▸ Data listing
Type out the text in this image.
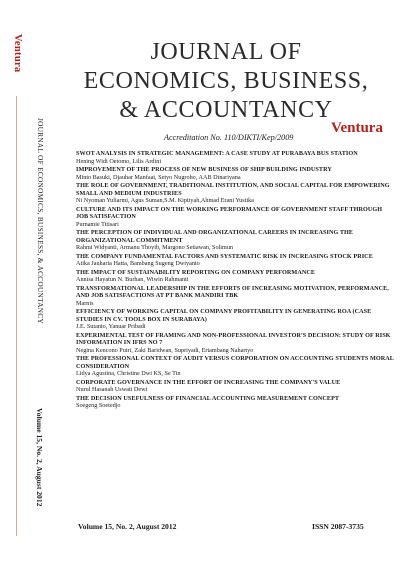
Ventura
JOURNAL OF ECONOMICS, BUSINESS, & ACCOUNTANCY
Volume 15, No. 2, August 2012
JOURNAL OF
ECONOMICS, BUSINESS,
& ACCOUNTANCY
Ventura
Accreditation No. 110/DIKTI/Kep/2009
SWOT ANALYSIS IN STRATEGIC MANAGEMENT: A CASE STUDY AT PURABAYA BUS STATION
Hening Widi Oetomo, Lilis Ardini
IMPROVEMENT OF THE PROCESS OF NEW BUSINESS OF SHIP BUILDING INDUSTRY
Minto Basuki, Djauhar Manfaat, Setyo Nugroho, AAB Dinariyana
THE ROLE OF GOVERNMENT, TRADITIONAL INSTITUTION, AND SOCIAL CAPITAL FOR EMPOWERING SMALL AND MEDIUM INDUSTRIES
Ni Nyoman Yuliarmi, Agus Suman,S.M. Kiptiyah,Ahmad Erani Yustika
CULTURE AND ITS IMPACT ON THE WORKING PERFORMANCE OF GOVERNMENT STAFF THROUGH JOB SATISFACTION
Purnamie Titisari
THE PERCEPTION OF INDIVIDUAL AND ORGANIZATIONAL CAREERS IN INCREASING THE ORGANIZATIONAL COMMITMENT
Rahmi Widyanti, Armanu Thoyib, Margono Setiawan, Solimun
THE COMPANY FUNDAMENTAL FACTORS AND SYSTEMATIC RISK IN INCREASING STOCK PRICE
Atika Jauharia Hatta, Bambang Sugeng Dwiyanto
THE IMPACT OF SUSTAINABILITY REPORTING ON COMPANY PERFORMANCE
Annisa Hayatun N. Burhan, Wiwin Rahmanti
TRANSFORMATIONAL LEADERSHIP IN THE EFFORTS OF INCREASING MOTIVATION, PERFORMANCE, AND JOB SATISFACTIONS AT PT BANK MANDIRI TBK
Marnis
EFFICIENCY OF WORKING CAPITAL ON COMPANY PROFITABILITY IN GENERATING ROA (CASE STUDIES IN CV. TOOLS BOX IN SURABAYA)
J.E. Sutanto, Yanuar Pribadi
EXPERIMENTAL TEST OF FRAMING AND NON-PROFESSIONAL INVESTOR'S DECISION: STUDY OF RISK INFORMATION IN IFRS NO 7
Negina Kencono Putri, Zaki Baridwan, Supriyadi, Ertambang Nahartyo
THE PROFESSIONAL CONTEXT OF AUDIT VERSUS CORPORATION ON ACCOUNTING STUDENTS MORAL CONSIDERATION
Lidya Agustina, Christine Dwi KS, Se Tin
CORPORATE GOVERNANCE IN THE EFFORT OF INCREASING THE COMPANY'S VALUE
Nurul Hasanah Uswati Dewi
THE DECISION USEFULNESS OF FINANCIAL ACCOUNTING MEASUREMENT CONCEPT
Soegeng Soetedjo
Volume 15, No. 2, August 2012	ISSN 2087-3735
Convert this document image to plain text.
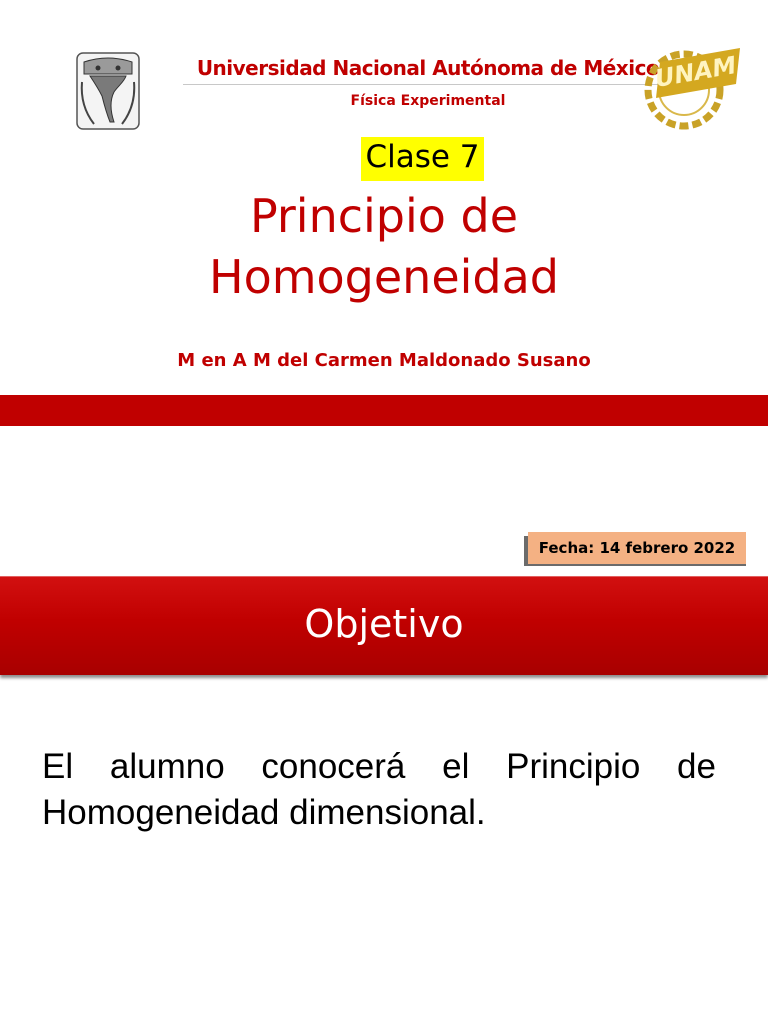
Universidad Nacional Autónoma de México
Física Experimental
UNAM
Clase 7
Principio de
Homogeneidad
M en A M del Carmen Maldonado Susano
Fecha: 14 febrero 2022
Objetivo
El alumno conocerá el Principio de Homogeneidad dimensional.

▸ The problem
Pictures must be left out. Repeat exactly the lines from the one containing "Convert this document image to plain text." through the final line of the data.

▸ Answer to the task
Convert this document image to plain text.
Universidad Nacional Autónoma de México
Física Experimental
UNAM
Clase 7
Principio de
Homogeneidad
M en A M del Carmen Maldonado Susano
Fecha: 14 febrero 2022
Objetivo
El alumno conocerá el Principio de Homogeneidad dimensional.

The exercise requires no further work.